--- start SUPPLIED INFORMATION ---
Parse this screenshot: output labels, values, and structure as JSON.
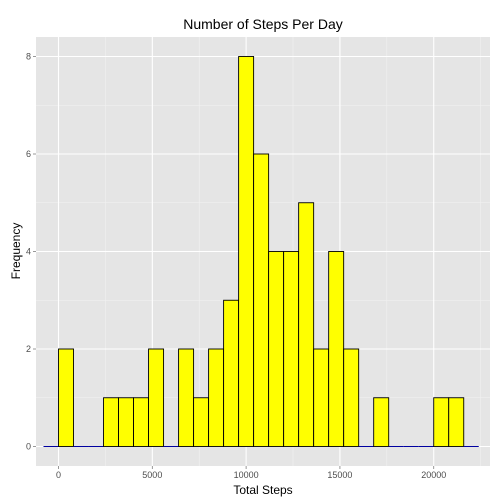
{
  "chart_data": {
    "type": "bar",
    "title": "Number of Steps Per Day",
    "xlabel": "Total Steps",
    "ylabel": "Frequency",
    "xlim": [
      -1200,
      23000
    ],
    "ylim": [
      -0.4,
      8.4
    ],
    "x_ticks": [
      0,
      5000,
      10000,
      15000,
      20000
    ],
    "x_tick_labels": [
      "0",
      "5000",
      "10000",
      "15000",
      "20000"
    ],
    "y_ticks": [
      0,
      2,
      4,
      6,
      8
    ],
    "y_tick_labels": [
      "0",
      "2",
      "4",
      "6",
      "8"
    ],
    "grid": true,
    "bin_width": 800,
    "bins": [
      {
        "x0": -800,
        "x1": 0,
        "count": 0
      },
      {
        "x0": 0,
        "x1": 800,
        "count": 2
      },
      {
        "x0": 800,
        "x1": 1600,
        "count": 0
      },
      {
        "x0": 1600,
        "x1": 2400,
        "count": 0
      },
      {
        "x0": 2400,
        "x1": 3200,
        "count": 1
      },
      {
        "x0": 3200,
        "x1": 4000,
        "count": 1
      },
      {
        "x0": 4000,
        "x1": 4800,
        "count": 1
      },
      {
        "x0": 4800,
        "x1": 5600,
        "count": 2
      },
      {
        "x0": 5600,
        "x1": 6400,
        "count": 0
      },
      {
        "x0": 6400,
        "x1": 7200,
        "count": 2
      },
      {
        "x0": 7200,
        "x1": 8000,
        "count": 1
      },
      {
        "x0": 8000,
        "x1": 8800,
        "count": 2
      },
      {
        "x0": 8800,
        "x1": 9600,
        "count": 3
      },
      {
        "x0": 9600,
        "x1": 10400,
        "count": 8
      },
      {
        "x0": 10400,
        "x1": 11200,
        "count": 6
      },
      {
        "x0": 11200,
        "x1": 12000,
        "count": 4
      },
      {
        "x0": 12000,
        "x1": 12800,
        "count": 4
      },
      {
        "x0": 12800,
        "x1": 13600,
        "count": 5
      },
      {
        "x0": 13600,
        "x1": 14400,
        "count": 2
      },
      {
        "x0": 14400,
        "x1": 15200,
        "count": 4
      },
      {
        "x0": 15200,
        "x1": 16000,
        "count": 2
      },
      {
        "x0": 16000,
        "x1": 16800,
        "count": 0
      },
      {
        "x0": 16800,
        "x1": 17600,
        "count": 1
      },
      {
        "x0": 17600,
        "x1": 18400,
        "count": 0
      },
      {
        "x0": 18400,
        "x1": 19200,
        "count": 0
      },
      {
        "x0": 19200,
        "x1": 20000,
        "count": 0
      },
      {
        "x0": 20000,
        "x1": 20800,
        "count": 1
      },
      {
        "x0": 20800,
        "x1": 21600,
        "count": 1
      },
      {
        "x0": 21600,
        "x1": 22400,
        "count": 0
      }
    ],
    "colors": {
      "bar_fill": "#ffff00",
      "bar_outline": "#000000",
      "zero_bin_line": "#0000a0",
      "panel_background": "#e5e5e5",
      "grid_major": "#ffffff",
      "grid_minor": "#f2f2f2",
      "tick_label": "#4d4d4d"
    }
  }
}
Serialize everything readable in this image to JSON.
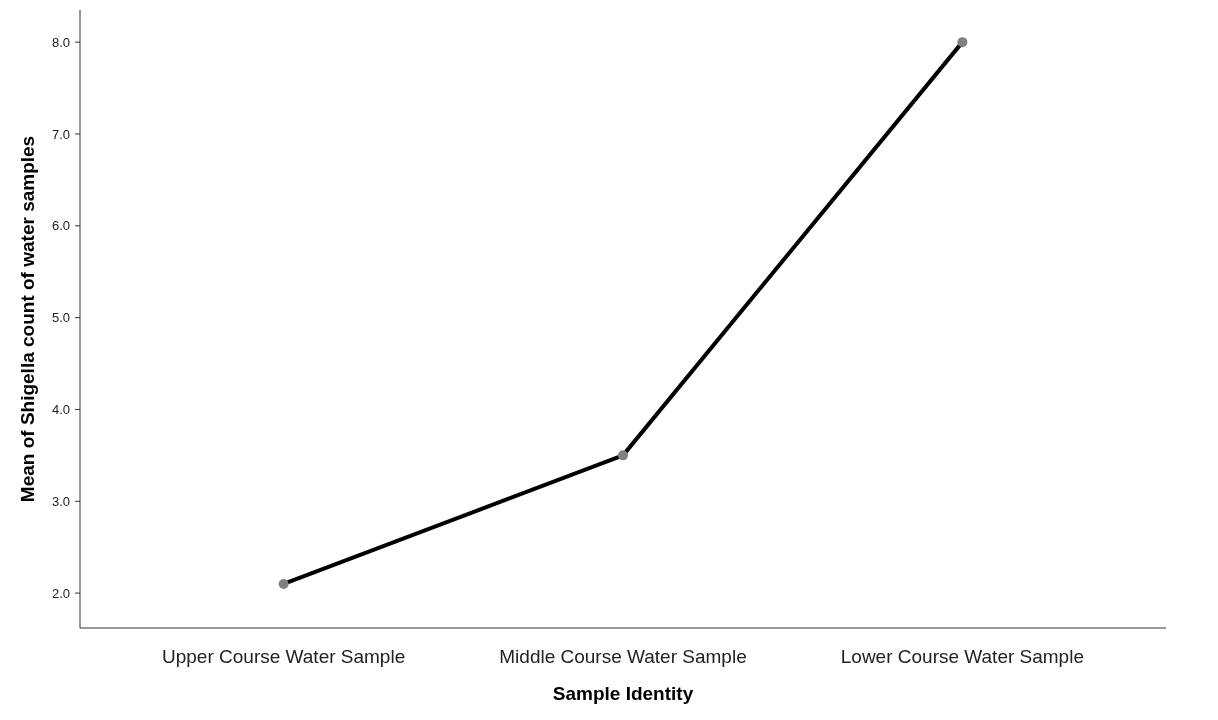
{
  "chart_data": {
    "type": "line",
    "xlabel": "Sample Identity",
    "ylabel": "Mean of Shigella count of water samples",
    "categories": [
      "Upper Course Water Sample",
      "Middle Course Water Sample",
      "Lower Course Water Sample"
    ],
    "series": [
      {
        "color": "#000000",
        "values": [
          2.1,
          3.5,
          8.0
        ]
      }
    ],
    "ylim": [
      1.62,
      8.35
    ],
    "yticks": [
      {
        "value": 2,
        "label": "2.0"
      },
      {
        "value": 3,
        "label": "3.0"
      },
      {
        "value": 4,
        "label": "4.0"
      },
      {
        "value": 5,
        "label": "5.0"
      },
      {
        "value": 6,
        "label": "6.0"
      },
      {
        "value": 7,
        "label": "7.0"
      },
      {
        "value": 8,
        "label": "8.0"
      }
    ],
    "marker": "circle",
    "line_style": "solid"
  }
}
--- end SUPPLIED INFORMATION ---
GOAL OF THE EXERCISE -> Each entry should be repeated exactly as it appears; the pictures stay out.

ANSWER TO THE EXERCISE ->
Parse this screenshot: output labels, values, and structure as JSON.
{
  "chart_data": {
    "type": "bar",
    "title": "Number of Steps Per Day",
    "xlabel": "Total Steps",
    "ylabel": "Frequency",
    "xlim": [
      -1200,
      23000
    ],
    "ylim": [
      -0.4,
      8.4
    ],
    "x_ticks": [
      0,
      5000,
      10000,
      15000,
      20000
    ],
    "x_tick_labels": [
      "0",
      "5000",
      "10000",
      "15000",
      "20000"
    ],
    "y_ticks": [
      0,
      2,
      4,
      6,
      8
    ],
    "y_tick_labels": [
      "0",
      "2",
      "4",
      "6",
      "8"
    ],
    "grid": true,
    "bin_width": 800,
    "bins": [
      {
        "x0": -800,
        "x1": 0,
        "count": 0
      },
      {
        "x0": 0,
        "x1": 800,
        "count": 2
      },
      {
        "x0": 800,
        "x1": 1600,
        "count": 0
      },
      {
        "x0": 1600,
        "x1": 2400,
        "count": 0
      },
      {
        "x0": 2400,
        "x1": 3200,
        "count": 1
      },
      {
        "x0": 3200,
        "x1": 4000,
        "count": 1
      },
      {
        "x0": 4000,
        "x1": 4800,
        "count": 1
      },
      {
        "x0": 4800,
        "x1": 5600,
        "count": 2
      },
      {
        "x0": 5600,
        "x1": 6400,
        "count": 0
      },
      {
        "x0": 6400,
        "x1": 7200,
        "count": 2
      },
      {
        "x0": 7200,
        "x1": 8000,
        "count": 1
      },
      {
        "x0": 8000,
        "x1": 8800,
        "count": 2
      },
      {
        "x0": 8800,
        "x1": 9600,
        "count": 3
      },
      {
        "x0": 9600,
        "x1": 10400,
        "count": 8
      },
      {
        "x0": 10400,
        "x1": 11200,
        "count": 6
      },
      {
        "x0": 11200,
        "x1": 12000,
        "count": 4
      },
      {
        "x0": 12000,
        "x1": 12800,
        "count": 4
      },
      {
        "x0": 12800,
        "x1": 13600,
        "count": 5
      },
      {
        "x0": 13600,
        "x1": 14400,
        "count": 2
      },
      {
        "x0": 14400,
        "x1": 15200,
        "count": 4
      },
      {
        "x0": 15200,
        "x1": 16000,
        "count": 2
      },
      {
        "x0": 16000,
        "x1": 16800,
        "count": 0
      },
      {
        "x0": 16800,
        "x1": 17600,
        "count": 1
      },
      {
        "x0": 17600,
        "x1": 18400,
        "count": 0
      },
      {
        "x0": 18400,
        "x1": 19200,
        "count": 0
      },
      {
        "x0": 19200,
        "x1": 20000,
        "count": 0
      },
      {
        "x0": 20000,
        "x1": 20800,
        "count": 1
      },
      {
        "x0": 20800,
        "x1": 21600,
        "count": 1
      },
      {
        "x0": 21600,
        "x1": 22400,
        "count": 0
      }
    ],
    "colors": {
      "bar_fill": "#ffff00",
      "bar_outline": "#000000",
      "zero_bin_line": "#0000a0",
      "panel_background": "#e5e5e5",
      "grid_major": "#ffffff",
      "grid_minor": "#f2f2f2",
      "tick_label": "#4d4d4d"
    }
  }
}
Serialize everything readable in this image to JSON.
{
  "chart_data": {
    "type": "line",
    "xlabel": "Sample Identity",
    "ylabel": "Mean of Shigella count of water samples",
    "categories": [
      "Upper Course Water Sample",
      "Middle Course Water Sample",
      "Lower Course Water Sample"
    ],
    "series": [
      {
        "color": "#000000",
        "values": [
          2.1,
          3.5,
          8.0
        ]
      }
    ],
    "ylim": [
      1.62,
      8.35
    ],
    "yticks": [
      {
        "value": 2,
        "label": "2.0"
      },
      {
        "value": 3,
        "label": "3.0"
      },
      {
        "value": 4,
        "label": "4.0"
      },
      {
        "value": 5,
        "label": "5.0"
      },
      {
        "value": 6,
        "label": "6.0"
      },
      {
        "value": 7,
        "label": "7.0"
      },
      {
        "value": 8,
        "label": "8.0"
      }
    ],
    "marker": "circle",
    "line_style": "solid"
  }
}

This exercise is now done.